* Requirement
Gather from the material every line that contains the string "high".

* Available records
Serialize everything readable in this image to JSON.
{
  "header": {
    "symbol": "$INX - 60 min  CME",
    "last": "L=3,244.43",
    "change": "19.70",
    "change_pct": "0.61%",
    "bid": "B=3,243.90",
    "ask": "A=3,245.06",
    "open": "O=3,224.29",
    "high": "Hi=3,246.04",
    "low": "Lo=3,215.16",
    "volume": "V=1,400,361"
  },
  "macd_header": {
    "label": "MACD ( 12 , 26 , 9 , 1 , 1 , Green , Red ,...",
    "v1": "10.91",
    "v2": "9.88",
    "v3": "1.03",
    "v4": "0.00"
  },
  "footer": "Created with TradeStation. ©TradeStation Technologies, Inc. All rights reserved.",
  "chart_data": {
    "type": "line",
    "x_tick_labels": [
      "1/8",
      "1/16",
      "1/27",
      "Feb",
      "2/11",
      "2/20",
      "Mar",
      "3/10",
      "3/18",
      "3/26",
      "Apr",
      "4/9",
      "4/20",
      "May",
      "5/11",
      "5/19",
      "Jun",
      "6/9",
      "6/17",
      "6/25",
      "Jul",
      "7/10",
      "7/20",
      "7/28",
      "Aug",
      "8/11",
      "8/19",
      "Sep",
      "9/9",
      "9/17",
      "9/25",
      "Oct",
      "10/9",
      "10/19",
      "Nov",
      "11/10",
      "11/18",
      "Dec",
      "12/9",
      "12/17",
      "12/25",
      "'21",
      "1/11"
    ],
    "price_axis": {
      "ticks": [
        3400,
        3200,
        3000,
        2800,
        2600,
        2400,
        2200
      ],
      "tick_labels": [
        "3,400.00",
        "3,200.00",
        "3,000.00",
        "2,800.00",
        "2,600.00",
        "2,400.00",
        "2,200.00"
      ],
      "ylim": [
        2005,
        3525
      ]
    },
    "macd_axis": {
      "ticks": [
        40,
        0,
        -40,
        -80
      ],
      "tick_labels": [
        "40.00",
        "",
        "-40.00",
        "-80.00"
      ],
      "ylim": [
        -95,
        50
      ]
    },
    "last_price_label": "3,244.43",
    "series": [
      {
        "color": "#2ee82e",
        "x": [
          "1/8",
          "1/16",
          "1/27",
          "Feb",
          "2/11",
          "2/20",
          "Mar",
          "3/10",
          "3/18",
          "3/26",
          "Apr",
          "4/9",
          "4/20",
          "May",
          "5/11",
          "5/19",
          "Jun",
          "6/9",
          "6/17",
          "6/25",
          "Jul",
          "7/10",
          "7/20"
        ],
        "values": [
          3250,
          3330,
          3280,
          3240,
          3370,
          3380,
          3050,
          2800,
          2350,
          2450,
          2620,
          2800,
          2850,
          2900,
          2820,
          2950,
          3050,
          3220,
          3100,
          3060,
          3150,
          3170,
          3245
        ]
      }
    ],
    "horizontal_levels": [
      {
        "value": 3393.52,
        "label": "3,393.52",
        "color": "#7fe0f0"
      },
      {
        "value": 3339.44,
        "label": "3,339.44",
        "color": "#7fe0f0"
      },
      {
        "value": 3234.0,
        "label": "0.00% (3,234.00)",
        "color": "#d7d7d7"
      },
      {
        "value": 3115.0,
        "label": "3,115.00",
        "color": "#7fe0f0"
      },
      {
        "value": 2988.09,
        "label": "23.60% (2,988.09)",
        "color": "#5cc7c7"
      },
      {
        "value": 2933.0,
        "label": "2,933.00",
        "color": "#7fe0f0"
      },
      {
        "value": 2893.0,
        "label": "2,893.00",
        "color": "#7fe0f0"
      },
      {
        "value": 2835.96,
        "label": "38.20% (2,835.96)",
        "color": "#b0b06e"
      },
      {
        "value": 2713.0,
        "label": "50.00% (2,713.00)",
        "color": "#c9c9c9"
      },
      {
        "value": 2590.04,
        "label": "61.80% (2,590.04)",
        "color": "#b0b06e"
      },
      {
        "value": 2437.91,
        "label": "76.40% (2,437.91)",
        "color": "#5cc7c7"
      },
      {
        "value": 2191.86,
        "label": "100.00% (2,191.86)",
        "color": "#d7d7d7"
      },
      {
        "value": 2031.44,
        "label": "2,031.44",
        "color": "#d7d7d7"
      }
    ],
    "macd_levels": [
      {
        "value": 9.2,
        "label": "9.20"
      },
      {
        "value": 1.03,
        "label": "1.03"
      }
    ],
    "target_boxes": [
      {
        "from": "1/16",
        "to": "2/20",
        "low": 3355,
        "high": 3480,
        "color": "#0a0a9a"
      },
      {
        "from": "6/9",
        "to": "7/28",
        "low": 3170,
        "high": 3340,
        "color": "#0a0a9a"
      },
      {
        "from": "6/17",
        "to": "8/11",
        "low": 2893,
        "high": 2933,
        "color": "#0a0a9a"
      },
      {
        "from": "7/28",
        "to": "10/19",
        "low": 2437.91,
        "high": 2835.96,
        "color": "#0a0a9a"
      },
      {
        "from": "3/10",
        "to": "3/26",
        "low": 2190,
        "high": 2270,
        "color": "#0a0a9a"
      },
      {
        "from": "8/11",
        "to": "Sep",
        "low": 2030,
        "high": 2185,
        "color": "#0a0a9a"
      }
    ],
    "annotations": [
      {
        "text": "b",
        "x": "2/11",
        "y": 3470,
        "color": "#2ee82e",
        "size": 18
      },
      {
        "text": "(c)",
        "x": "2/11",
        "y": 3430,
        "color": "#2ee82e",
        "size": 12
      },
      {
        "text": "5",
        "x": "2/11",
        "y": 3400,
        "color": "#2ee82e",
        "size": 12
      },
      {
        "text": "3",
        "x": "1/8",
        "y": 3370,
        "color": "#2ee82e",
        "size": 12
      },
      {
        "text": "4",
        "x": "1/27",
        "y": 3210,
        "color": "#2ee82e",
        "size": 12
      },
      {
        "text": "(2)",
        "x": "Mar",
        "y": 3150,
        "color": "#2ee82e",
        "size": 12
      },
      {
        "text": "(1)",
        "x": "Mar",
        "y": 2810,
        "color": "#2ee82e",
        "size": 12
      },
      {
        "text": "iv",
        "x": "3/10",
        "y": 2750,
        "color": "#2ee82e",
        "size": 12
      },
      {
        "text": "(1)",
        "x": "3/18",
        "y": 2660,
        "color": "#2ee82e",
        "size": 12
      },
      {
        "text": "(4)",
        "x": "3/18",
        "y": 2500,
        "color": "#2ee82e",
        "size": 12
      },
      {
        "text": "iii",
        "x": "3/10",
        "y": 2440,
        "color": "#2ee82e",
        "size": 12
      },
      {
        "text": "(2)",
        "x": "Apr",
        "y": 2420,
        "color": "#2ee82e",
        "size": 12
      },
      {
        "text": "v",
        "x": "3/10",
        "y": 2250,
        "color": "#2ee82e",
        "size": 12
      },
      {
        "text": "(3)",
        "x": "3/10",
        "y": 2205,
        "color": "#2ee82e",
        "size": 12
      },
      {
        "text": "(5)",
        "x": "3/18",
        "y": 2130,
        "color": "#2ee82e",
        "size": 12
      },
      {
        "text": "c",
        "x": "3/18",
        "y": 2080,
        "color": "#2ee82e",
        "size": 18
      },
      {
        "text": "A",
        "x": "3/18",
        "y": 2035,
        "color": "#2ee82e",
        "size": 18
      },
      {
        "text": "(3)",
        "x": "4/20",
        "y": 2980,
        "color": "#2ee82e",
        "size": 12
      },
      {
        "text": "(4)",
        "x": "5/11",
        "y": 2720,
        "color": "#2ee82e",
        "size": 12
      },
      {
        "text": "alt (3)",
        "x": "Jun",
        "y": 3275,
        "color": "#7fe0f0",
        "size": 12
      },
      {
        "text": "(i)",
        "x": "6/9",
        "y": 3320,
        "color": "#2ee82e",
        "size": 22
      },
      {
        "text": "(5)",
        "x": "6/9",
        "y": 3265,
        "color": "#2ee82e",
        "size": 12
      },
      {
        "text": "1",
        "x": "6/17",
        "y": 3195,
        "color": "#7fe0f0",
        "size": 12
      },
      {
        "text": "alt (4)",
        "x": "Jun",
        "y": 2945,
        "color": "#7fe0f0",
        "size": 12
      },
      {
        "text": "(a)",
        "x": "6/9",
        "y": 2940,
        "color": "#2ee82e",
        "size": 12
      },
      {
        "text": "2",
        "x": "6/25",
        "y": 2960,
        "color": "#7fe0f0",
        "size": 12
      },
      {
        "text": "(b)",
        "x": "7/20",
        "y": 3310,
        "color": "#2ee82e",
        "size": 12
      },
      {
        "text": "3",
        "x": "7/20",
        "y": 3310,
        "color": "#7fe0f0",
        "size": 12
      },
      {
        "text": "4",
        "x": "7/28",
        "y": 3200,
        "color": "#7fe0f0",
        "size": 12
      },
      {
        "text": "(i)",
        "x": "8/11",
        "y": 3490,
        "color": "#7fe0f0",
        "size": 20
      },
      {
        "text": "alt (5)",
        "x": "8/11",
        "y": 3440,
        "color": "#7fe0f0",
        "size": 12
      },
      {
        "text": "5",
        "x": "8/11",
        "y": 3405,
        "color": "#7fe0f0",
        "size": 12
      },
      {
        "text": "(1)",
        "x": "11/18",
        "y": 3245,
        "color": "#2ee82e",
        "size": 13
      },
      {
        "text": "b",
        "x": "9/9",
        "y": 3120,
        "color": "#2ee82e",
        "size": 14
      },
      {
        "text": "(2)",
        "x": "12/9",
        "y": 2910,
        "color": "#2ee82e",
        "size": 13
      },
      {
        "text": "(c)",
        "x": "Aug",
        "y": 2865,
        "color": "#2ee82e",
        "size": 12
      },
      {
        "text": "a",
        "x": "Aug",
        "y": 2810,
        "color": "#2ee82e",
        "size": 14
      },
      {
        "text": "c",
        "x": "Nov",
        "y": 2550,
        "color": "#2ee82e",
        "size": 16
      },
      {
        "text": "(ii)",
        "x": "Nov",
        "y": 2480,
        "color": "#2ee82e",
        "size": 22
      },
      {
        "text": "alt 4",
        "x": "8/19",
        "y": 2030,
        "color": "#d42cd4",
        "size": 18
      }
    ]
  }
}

* Problem solution
    "high": "Hi=3,246.04",
        "high": 3480,
        "high": 3340,
        "high": 2933,
        "high": 2835.96,
        "high": 2270,
        "high": 2185,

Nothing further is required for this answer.